** begin SUPPLIED DATA **

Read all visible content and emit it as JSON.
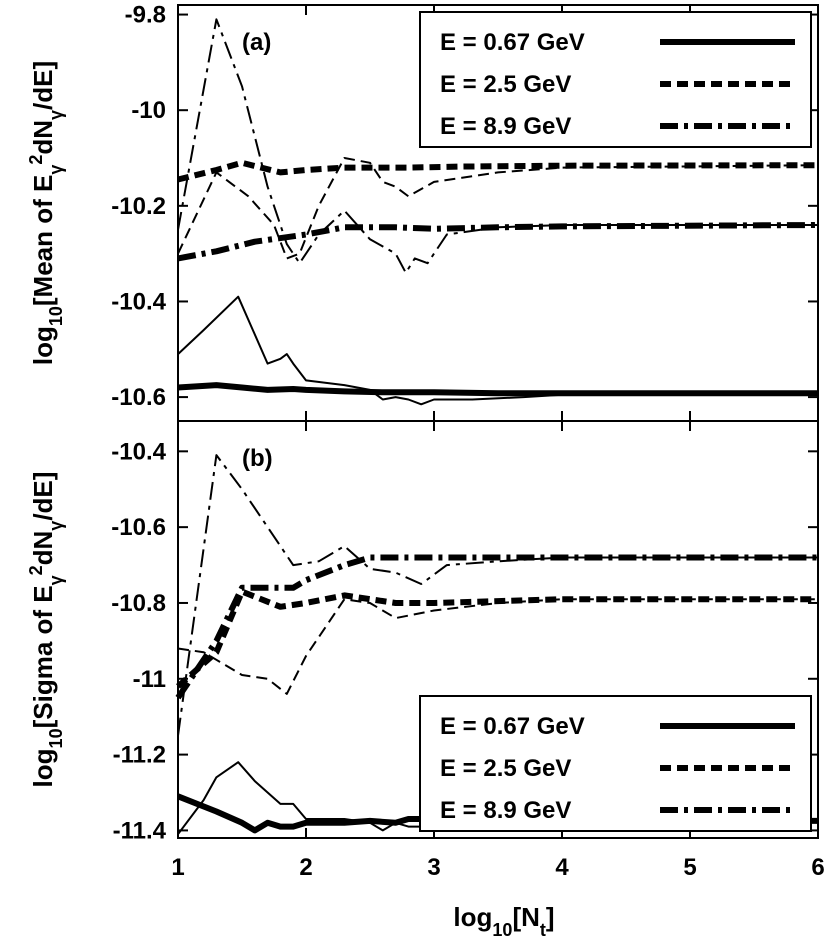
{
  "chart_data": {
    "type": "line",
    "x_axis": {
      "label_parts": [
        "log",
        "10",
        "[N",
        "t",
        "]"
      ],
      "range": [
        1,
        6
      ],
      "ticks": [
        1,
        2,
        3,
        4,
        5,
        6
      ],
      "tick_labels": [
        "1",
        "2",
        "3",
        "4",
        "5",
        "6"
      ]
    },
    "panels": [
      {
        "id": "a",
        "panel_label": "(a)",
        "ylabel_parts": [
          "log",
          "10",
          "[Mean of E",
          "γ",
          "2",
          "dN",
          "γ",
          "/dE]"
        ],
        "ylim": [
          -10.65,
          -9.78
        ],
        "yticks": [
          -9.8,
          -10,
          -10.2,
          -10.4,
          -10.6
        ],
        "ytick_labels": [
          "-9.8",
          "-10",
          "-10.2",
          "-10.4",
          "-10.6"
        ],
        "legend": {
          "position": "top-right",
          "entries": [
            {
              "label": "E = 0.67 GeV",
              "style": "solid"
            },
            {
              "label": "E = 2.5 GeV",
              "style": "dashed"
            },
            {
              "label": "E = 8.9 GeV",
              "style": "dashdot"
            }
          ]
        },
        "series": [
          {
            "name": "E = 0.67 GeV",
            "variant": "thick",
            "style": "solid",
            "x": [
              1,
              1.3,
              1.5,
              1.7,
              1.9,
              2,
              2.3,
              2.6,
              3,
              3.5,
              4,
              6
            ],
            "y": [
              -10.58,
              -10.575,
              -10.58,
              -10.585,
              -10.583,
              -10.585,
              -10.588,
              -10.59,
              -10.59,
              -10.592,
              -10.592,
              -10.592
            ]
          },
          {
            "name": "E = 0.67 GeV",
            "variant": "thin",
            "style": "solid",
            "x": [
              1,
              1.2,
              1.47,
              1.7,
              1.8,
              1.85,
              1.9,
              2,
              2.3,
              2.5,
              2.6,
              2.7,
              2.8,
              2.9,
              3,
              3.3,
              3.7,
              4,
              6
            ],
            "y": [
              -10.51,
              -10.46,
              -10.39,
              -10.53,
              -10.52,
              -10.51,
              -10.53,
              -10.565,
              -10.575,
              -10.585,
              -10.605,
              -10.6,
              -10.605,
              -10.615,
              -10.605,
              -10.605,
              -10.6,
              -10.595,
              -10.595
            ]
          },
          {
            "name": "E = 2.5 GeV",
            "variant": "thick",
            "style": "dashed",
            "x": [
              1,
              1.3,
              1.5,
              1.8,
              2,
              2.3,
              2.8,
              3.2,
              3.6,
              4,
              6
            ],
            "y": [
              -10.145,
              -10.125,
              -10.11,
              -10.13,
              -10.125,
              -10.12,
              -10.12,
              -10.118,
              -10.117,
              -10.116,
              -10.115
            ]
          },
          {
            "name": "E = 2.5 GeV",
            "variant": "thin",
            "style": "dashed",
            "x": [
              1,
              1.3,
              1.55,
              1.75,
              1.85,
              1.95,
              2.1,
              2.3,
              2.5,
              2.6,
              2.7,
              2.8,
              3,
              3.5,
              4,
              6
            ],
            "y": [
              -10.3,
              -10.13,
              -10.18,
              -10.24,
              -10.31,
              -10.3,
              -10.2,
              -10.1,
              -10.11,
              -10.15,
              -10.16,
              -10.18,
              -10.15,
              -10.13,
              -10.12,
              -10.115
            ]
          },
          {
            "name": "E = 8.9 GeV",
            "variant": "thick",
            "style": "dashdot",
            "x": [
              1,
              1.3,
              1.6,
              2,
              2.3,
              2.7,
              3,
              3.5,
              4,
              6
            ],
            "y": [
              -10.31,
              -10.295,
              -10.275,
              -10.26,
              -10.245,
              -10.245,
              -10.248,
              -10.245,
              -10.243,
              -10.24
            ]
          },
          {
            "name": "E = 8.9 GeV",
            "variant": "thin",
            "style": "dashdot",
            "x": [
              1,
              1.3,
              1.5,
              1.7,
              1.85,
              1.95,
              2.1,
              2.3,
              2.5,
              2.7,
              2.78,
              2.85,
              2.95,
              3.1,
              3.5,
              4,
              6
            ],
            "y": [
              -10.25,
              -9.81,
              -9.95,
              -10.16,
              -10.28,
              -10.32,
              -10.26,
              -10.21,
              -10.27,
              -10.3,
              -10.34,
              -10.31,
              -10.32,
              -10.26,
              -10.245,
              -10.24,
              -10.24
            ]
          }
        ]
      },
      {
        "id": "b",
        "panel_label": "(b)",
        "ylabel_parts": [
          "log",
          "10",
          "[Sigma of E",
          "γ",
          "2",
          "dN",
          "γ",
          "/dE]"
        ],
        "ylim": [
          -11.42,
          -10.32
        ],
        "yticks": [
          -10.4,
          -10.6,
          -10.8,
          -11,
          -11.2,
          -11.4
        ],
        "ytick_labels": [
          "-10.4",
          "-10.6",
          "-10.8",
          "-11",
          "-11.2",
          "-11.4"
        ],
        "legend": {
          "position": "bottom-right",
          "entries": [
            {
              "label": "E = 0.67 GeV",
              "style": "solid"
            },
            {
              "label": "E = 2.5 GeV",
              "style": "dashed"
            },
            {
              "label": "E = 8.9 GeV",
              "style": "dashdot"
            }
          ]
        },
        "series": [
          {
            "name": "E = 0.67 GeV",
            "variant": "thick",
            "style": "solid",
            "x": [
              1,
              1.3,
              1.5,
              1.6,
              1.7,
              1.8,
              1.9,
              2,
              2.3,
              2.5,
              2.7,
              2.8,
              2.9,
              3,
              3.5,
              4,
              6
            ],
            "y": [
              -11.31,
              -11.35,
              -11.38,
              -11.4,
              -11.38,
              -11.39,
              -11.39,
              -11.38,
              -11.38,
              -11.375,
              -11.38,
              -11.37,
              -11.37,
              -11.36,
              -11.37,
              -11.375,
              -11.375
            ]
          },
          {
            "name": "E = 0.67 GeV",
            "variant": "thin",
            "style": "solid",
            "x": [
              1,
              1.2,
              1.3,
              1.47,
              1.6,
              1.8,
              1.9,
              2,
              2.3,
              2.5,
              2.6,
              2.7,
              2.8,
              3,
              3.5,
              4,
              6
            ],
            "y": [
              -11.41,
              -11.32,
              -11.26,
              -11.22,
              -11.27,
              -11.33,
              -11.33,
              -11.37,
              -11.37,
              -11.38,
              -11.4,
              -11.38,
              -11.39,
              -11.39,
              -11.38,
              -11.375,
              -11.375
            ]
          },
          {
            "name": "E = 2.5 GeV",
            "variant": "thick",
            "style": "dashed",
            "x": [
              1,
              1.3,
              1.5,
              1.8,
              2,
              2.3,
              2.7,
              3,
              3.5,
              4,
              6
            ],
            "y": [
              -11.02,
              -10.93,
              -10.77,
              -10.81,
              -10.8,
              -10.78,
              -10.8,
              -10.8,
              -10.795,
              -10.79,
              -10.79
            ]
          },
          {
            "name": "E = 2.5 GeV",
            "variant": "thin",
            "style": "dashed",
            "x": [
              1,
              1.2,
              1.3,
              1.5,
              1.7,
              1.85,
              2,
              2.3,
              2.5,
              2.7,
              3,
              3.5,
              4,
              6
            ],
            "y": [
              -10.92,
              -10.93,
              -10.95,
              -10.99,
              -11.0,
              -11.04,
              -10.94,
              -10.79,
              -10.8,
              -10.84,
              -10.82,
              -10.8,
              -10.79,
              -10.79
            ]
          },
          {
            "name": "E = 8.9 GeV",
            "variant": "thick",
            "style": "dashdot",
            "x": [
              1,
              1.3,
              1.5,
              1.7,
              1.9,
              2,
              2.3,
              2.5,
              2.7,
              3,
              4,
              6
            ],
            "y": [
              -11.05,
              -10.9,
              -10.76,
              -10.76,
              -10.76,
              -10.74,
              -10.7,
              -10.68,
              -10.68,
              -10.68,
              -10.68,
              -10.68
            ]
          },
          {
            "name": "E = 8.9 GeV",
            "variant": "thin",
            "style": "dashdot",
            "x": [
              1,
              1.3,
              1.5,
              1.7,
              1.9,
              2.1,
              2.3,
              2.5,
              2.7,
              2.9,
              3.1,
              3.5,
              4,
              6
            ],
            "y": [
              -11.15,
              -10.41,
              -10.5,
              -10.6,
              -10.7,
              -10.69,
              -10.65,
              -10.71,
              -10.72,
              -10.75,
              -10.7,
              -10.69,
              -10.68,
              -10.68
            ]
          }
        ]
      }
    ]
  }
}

** end SUPPLIED DATA **
** begin SUPPLIED DATA **

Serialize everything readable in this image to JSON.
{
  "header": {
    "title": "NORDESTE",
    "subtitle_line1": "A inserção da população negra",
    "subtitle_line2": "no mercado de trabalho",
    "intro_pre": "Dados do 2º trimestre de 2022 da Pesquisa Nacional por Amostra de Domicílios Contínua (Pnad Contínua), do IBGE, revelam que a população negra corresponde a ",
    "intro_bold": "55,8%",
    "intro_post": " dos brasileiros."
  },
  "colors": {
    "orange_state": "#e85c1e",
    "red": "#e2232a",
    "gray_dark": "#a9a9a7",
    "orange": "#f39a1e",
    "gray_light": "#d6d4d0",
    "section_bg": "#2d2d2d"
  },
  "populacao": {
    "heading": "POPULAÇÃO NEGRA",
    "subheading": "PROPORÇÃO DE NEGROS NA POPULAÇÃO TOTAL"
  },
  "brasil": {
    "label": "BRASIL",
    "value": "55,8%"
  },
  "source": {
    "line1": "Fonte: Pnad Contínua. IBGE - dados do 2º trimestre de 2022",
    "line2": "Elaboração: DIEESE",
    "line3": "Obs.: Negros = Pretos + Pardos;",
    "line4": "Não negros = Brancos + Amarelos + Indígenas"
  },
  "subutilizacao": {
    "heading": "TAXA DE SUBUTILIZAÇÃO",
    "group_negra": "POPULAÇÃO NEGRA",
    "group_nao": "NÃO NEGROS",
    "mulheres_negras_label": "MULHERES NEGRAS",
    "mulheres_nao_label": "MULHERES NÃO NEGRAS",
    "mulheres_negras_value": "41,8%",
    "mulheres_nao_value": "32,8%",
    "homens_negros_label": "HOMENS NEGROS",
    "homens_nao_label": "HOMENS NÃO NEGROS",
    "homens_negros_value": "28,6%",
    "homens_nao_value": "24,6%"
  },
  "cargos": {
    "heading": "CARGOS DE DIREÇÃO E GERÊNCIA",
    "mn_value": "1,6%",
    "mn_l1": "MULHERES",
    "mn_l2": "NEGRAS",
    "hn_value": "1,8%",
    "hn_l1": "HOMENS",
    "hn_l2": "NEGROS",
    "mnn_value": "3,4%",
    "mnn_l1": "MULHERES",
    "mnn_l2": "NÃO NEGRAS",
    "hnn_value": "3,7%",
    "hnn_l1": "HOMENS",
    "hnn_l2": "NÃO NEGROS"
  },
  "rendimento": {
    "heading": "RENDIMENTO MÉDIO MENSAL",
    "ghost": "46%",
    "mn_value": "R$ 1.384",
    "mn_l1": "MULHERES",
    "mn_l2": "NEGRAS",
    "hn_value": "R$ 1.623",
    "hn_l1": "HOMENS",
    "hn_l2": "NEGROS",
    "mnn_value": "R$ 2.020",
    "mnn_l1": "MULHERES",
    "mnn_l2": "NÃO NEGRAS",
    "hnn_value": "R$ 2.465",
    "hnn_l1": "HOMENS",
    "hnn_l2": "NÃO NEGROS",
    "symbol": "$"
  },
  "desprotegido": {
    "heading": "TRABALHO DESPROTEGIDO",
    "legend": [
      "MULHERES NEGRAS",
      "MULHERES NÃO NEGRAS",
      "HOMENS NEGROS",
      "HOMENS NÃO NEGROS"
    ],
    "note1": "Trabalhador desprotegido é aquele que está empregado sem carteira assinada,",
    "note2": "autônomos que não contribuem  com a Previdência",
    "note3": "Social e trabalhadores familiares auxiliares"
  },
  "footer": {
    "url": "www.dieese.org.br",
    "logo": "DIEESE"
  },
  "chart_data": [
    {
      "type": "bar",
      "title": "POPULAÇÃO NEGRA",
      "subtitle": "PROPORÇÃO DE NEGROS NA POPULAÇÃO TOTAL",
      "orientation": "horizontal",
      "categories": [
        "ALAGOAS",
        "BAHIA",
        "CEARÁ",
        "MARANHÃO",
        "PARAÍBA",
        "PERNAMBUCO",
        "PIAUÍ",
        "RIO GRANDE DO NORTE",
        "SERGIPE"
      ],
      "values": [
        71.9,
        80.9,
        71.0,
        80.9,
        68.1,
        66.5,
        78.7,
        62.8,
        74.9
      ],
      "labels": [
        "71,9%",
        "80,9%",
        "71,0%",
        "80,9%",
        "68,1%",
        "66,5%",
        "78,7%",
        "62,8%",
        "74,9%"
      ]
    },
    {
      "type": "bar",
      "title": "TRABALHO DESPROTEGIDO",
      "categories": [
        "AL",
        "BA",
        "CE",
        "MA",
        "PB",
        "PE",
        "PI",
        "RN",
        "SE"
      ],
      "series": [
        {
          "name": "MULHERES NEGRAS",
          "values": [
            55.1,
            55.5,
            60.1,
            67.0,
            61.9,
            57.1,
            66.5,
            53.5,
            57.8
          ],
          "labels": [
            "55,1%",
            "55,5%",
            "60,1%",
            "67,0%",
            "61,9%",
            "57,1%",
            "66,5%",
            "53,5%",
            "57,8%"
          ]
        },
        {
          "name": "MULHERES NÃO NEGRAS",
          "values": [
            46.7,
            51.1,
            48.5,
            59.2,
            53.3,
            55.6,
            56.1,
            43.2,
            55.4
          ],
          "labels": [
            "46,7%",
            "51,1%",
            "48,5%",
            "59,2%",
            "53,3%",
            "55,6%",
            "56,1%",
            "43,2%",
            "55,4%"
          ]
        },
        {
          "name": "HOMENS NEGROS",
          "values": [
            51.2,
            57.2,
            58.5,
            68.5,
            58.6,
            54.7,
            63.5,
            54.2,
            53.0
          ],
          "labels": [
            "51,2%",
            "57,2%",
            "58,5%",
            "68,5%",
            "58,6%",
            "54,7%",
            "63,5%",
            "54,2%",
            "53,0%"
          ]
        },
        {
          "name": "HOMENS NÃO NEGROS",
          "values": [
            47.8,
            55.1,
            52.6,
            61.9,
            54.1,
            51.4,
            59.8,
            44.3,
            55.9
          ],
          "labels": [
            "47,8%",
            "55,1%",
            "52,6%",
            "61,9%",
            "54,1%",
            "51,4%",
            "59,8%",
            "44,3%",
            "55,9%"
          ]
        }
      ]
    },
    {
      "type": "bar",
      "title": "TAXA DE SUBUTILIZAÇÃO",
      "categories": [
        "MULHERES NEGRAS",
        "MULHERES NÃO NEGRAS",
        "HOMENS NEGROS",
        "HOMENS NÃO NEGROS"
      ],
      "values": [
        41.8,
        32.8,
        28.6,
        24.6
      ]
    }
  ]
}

** end SUPPLIED DATA **

◆ DO THIS:
Copy in full each line that holds the word "TAXA".

◆ WRITTEN ANSWER:
    "heading": "TAXA DE SUBUTILIZAÇÃO",
      "title": "TAXA DE SUBUTILIZAÇÃO",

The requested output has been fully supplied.